### TO DO
Reproduce the records from the line containing "Give me the" through the line containing "y-tick-label: 500 [97, 899, 146, 928]", substituting "data-series-line" for "series-line" and keeping everything else unchanged. Omit the pictures from your answer.

### AVAILABLE RECORDS
## START

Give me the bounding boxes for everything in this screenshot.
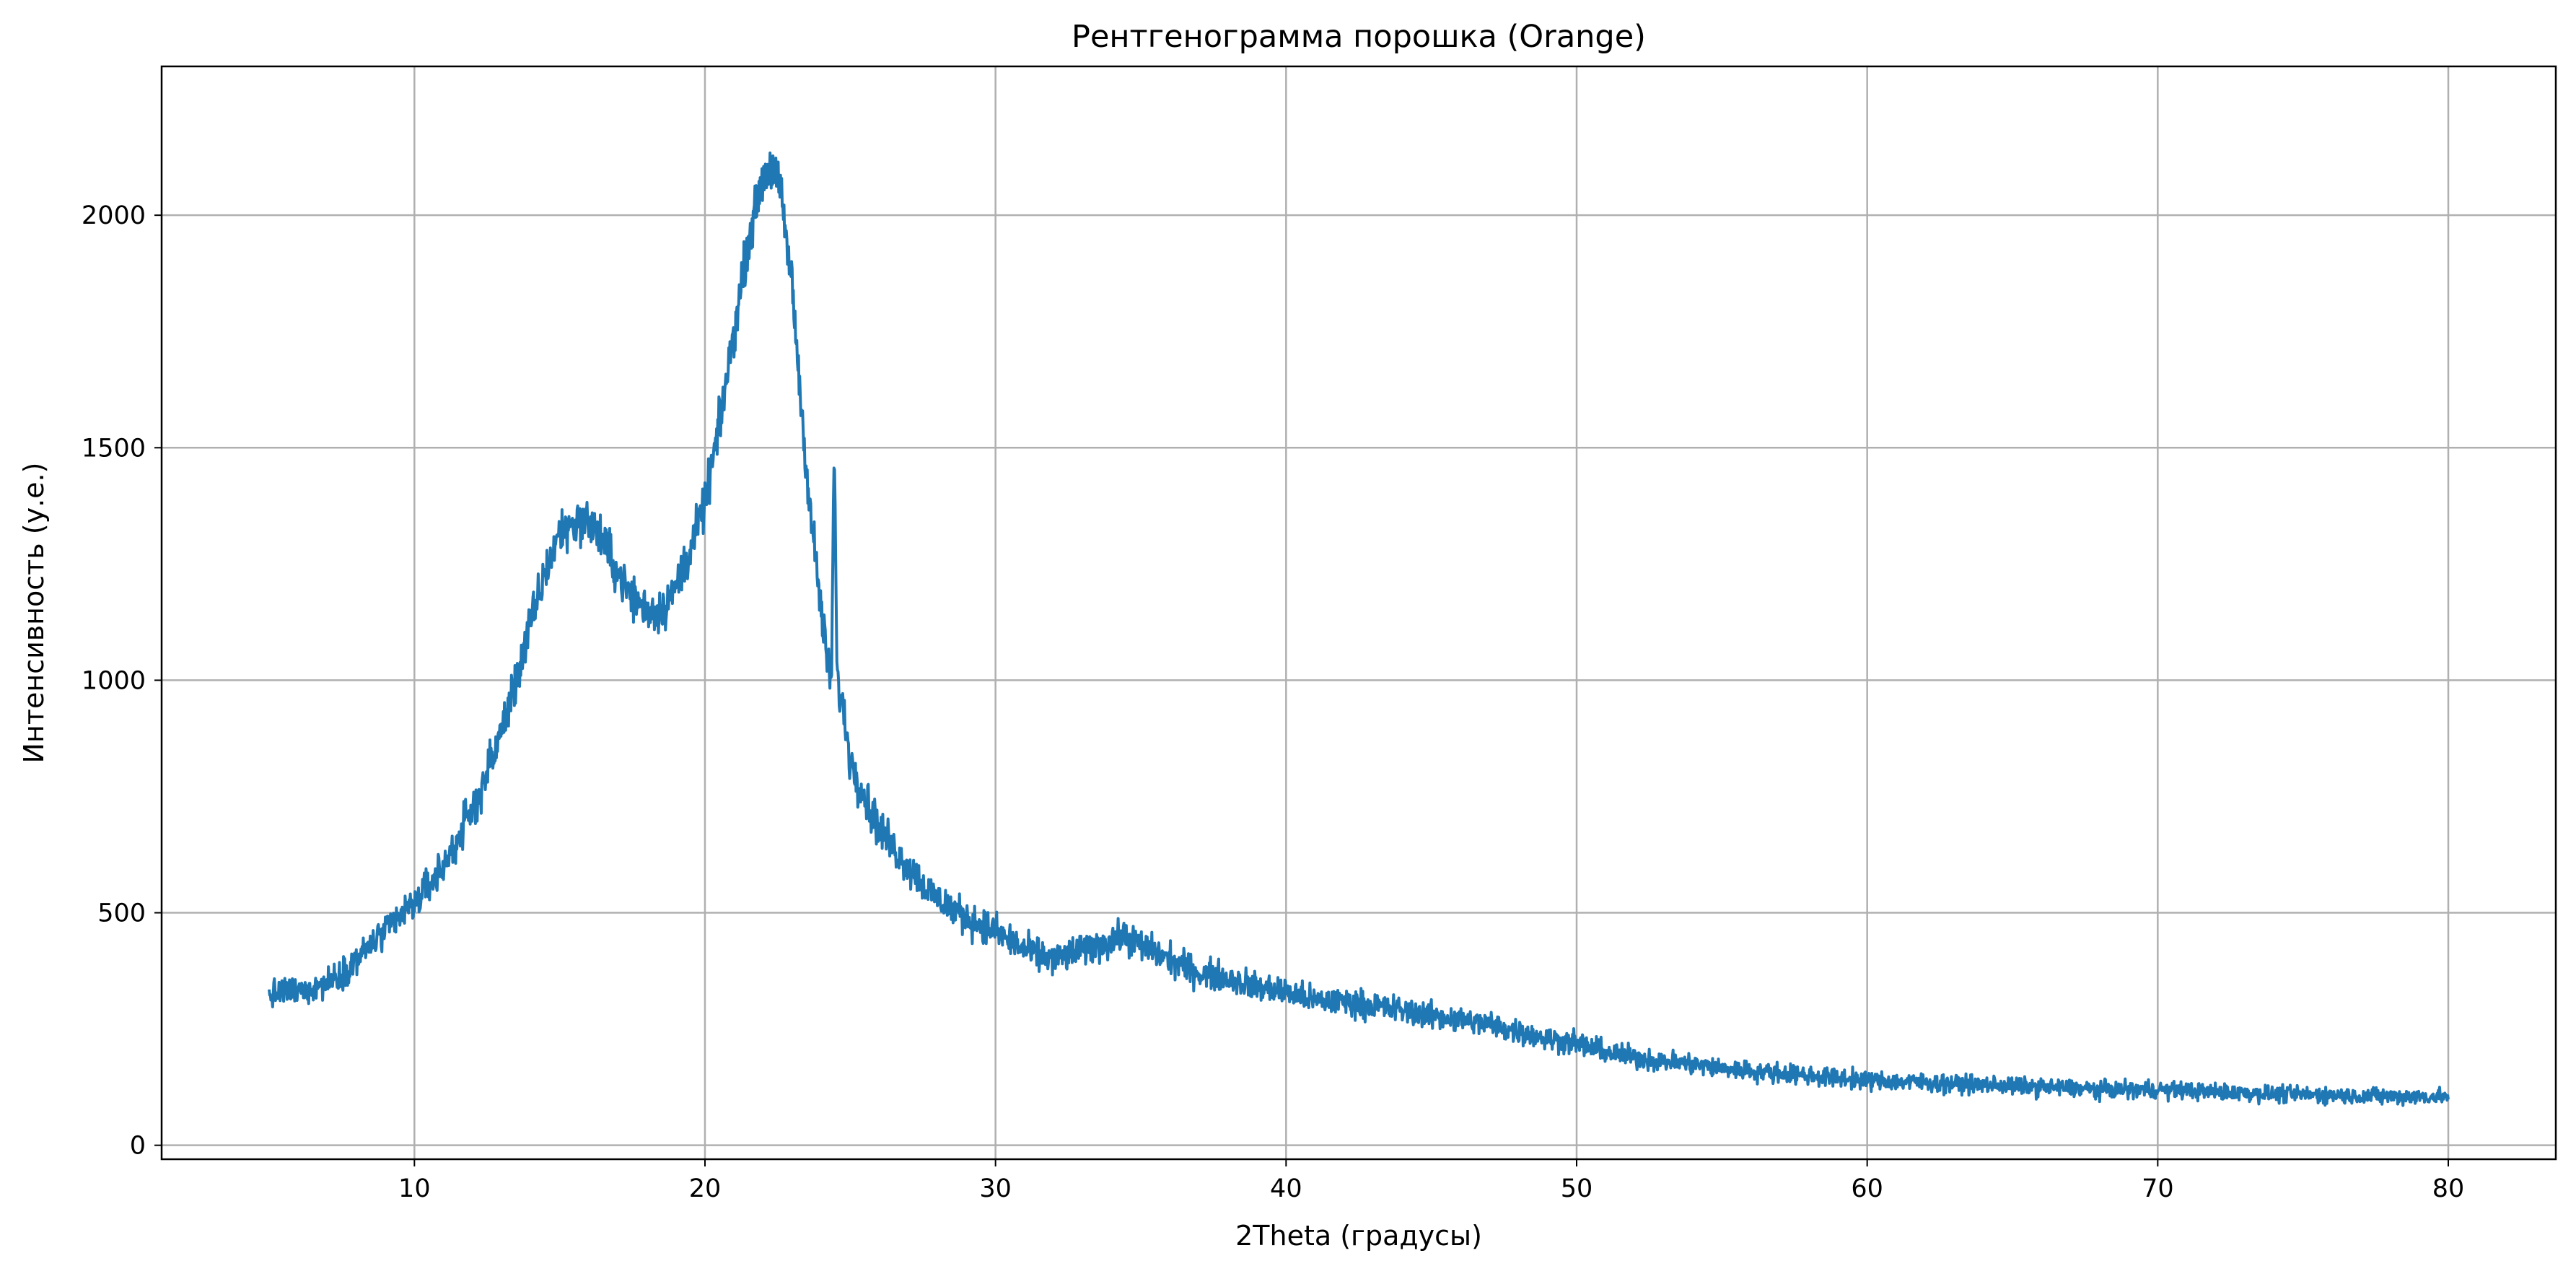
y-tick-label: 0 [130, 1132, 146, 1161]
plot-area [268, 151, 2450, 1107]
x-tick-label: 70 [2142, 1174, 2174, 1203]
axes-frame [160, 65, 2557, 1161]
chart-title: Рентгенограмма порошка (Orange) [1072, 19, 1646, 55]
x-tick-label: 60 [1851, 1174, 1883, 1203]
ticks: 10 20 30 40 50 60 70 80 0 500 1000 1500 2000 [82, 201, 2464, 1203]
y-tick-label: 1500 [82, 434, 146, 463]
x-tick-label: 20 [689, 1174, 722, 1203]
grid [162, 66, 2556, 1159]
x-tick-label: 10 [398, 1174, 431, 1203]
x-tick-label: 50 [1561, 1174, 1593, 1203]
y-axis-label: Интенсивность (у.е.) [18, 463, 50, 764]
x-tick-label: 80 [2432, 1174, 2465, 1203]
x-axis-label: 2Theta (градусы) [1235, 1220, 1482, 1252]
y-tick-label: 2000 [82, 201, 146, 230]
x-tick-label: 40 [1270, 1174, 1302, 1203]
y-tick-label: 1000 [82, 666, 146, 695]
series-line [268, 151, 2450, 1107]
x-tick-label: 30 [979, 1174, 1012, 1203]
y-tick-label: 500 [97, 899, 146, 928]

## END
## START

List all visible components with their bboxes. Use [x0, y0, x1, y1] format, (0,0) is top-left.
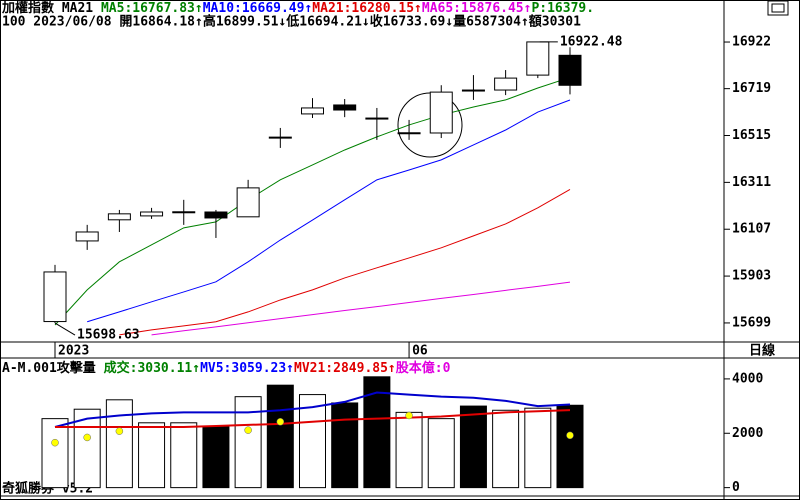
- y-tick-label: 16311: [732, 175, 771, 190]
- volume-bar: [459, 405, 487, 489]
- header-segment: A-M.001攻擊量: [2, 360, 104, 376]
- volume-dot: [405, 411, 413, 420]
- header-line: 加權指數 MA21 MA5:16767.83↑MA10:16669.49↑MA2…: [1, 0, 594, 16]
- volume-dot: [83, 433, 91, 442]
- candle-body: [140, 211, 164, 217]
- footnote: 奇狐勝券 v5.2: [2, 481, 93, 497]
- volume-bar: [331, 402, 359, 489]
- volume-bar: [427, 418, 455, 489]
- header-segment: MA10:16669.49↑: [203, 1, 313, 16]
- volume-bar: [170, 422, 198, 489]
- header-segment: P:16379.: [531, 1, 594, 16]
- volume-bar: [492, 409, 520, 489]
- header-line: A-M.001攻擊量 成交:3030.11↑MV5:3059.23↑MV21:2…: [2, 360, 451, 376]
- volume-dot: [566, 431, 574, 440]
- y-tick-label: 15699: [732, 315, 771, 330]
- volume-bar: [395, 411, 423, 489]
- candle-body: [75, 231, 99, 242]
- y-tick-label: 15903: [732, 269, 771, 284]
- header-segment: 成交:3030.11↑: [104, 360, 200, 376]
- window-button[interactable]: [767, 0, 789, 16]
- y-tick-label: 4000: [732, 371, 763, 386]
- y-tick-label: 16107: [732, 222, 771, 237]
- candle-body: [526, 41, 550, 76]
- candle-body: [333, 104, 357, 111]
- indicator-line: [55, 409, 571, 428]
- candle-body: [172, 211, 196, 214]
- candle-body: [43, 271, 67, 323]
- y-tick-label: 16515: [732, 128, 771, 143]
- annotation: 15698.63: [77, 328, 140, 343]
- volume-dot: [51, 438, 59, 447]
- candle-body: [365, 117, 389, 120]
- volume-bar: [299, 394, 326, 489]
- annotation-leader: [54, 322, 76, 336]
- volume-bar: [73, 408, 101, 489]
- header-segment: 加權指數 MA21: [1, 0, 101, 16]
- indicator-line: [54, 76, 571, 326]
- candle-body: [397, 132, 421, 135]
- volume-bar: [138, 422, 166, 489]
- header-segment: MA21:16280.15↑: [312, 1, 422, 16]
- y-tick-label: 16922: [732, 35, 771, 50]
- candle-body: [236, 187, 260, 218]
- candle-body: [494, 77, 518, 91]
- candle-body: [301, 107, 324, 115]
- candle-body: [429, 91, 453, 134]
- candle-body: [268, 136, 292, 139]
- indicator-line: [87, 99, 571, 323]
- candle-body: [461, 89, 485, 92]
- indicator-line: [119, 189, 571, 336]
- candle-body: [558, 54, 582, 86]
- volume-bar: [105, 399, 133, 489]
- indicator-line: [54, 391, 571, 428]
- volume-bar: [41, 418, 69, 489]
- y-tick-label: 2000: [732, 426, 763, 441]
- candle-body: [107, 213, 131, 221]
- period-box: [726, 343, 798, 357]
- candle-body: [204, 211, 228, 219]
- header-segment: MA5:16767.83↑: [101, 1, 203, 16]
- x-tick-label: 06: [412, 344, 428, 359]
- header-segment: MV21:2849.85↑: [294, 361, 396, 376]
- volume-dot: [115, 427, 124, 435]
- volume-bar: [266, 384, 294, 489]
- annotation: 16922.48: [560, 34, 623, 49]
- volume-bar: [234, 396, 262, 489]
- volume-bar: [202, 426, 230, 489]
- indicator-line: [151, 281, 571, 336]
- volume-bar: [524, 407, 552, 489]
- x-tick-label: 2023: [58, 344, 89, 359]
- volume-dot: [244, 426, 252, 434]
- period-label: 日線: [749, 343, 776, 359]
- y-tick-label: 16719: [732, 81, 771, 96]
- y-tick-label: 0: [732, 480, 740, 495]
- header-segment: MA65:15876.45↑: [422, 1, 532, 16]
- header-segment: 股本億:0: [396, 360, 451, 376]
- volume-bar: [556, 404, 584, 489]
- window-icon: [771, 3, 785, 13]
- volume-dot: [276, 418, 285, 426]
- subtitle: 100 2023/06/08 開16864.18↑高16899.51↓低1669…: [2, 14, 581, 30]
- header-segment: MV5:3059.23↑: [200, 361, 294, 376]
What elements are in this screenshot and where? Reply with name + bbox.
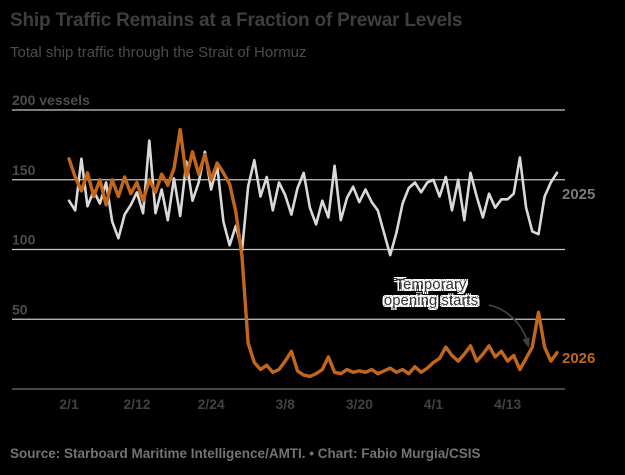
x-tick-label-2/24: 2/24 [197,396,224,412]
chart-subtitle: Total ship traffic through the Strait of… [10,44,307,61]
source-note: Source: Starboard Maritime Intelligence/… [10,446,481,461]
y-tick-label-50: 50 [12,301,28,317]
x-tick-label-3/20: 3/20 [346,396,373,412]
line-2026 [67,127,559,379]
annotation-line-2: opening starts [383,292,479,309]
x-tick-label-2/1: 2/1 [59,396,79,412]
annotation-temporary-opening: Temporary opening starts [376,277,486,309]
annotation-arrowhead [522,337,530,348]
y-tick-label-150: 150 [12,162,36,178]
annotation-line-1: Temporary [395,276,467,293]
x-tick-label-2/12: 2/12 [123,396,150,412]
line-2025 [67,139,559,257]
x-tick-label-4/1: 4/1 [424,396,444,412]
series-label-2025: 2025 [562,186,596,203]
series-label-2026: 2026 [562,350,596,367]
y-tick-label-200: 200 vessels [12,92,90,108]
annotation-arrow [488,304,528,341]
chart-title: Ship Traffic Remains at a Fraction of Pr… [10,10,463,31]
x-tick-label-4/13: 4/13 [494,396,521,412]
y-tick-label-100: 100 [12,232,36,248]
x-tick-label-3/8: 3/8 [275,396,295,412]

## END

### RESPONSE TO THE TASK
Give me the bounding boxes for everything in this screenshot.
y-tick-label: 0 [130, 1132, 146, 1161]
plot-area [268, 151, 2450, 1107]
x-tick-label: 70 [2142, 1174, 2174, 1203]
axes-frame [160, 65, 2557, 1161]
chart-title: Рентгенограмма порошка (Orange) [1072, 19, 1646, 55]
x-tick-label: 60 [1851, 1174, 1883, 1203]
ticks: 10 20 30 40 50 60 70 80 0 500 1000 1500 2000 [82, 201, 2464, 1203]
y-tick-label: 1500 [82, 434, 146, 463]
x-tick-label: 20 [689, 1174, 722, 1203]
grid [162, 66, 2556, 1159]
x-tick-label: 10 [398, 1174, 431, 1203]
x-tick-label: 50 [1561, 1174, 1593, 1203]
y-axis-label: Интенсивность (у.е.) [18, 463, 50, 764]
x-tick-label: 80 [2432, 1174, 2465, 1203]
x-axis-label: 2Theta (градусы) [1235, 1220, 1482, 1252]
y-tick-label: 2000 [82, 201, 146, 230]
x-tick-label: 40 [1270, 1174, 1302, 1203]
y-tick-label: 1000 [82, 666, 146, 695]
data-series-line [268, 151, 2450, 1107]
x-tick-label: 30 [979, 1174, 1012, 1203]
y-tick-label: 500 [97, 899, 146, 928]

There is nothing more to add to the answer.